Exercise instructions — Note how many lines hold "Ebene" and report that number by itself.

== Records provided

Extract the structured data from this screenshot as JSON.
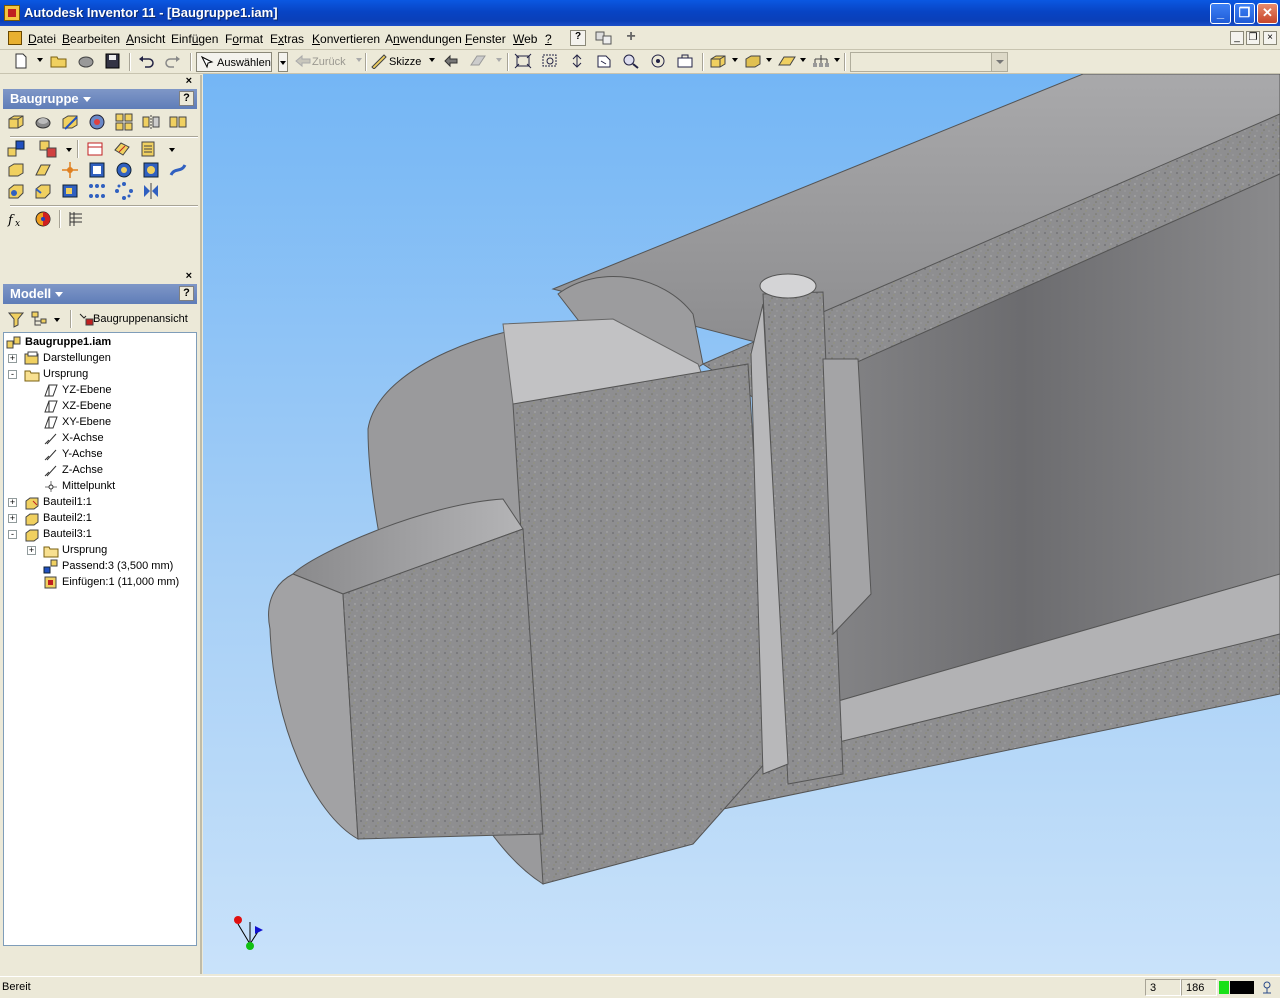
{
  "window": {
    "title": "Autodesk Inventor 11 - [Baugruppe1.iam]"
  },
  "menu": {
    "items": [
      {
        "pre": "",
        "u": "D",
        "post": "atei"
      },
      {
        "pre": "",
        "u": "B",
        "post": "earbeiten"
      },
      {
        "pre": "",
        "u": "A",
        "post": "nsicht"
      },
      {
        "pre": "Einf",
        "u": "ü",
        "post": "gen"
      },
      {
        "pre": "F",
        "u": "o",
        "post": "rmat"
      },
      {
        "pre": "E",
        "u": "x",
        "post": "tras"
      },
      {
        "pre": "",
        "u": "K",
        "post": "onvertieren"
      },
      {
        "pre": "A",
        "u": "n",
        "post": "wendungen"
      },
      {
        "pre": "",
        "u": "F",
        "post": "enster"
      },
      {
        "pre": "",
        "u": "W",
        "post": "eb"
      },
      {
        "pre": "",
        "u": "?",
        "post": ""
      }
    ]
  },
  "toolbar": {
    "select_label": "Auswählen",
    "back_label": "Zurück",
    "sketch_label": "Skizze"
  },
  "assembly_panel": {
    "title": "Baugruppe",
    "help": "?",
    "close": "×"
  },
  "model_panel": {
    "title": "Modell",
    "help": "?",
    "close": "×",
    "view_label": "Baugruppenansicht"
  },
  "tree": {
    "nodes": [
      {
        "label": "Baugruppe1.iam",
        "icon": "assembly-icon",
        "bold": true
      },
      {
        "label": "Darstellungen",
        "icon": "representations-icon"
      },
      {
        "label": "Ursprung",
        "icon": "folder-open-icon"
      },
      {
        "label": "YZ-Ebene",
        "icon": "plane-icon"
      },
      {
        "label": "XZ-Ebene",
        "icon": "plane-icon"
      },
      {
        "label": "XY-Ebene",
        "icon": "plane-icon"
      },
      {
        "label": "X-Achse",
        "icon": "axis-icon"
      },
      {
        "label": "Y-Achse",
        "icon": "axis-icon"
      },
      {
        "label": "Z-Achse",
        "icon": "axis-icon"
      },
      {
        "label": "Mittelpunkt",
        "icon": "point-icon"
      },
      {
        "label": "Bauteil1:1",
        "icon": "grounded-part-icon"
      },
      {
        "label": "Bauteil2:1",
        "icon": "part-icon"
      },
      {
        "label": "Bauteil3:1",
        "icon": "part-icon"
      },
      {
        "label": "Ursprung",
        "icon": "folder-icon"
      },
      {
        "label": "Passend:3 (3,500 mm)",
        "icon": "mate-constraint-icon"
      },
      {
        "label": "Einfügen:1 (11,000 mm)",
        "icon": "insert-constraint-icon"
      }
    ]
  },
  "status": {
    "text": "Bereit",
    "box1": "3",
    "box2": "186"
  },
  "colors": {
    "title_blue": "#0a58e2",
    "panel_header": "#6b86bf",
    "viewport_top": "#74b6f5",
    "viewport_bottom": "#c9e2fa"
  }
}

====

Task answer — 3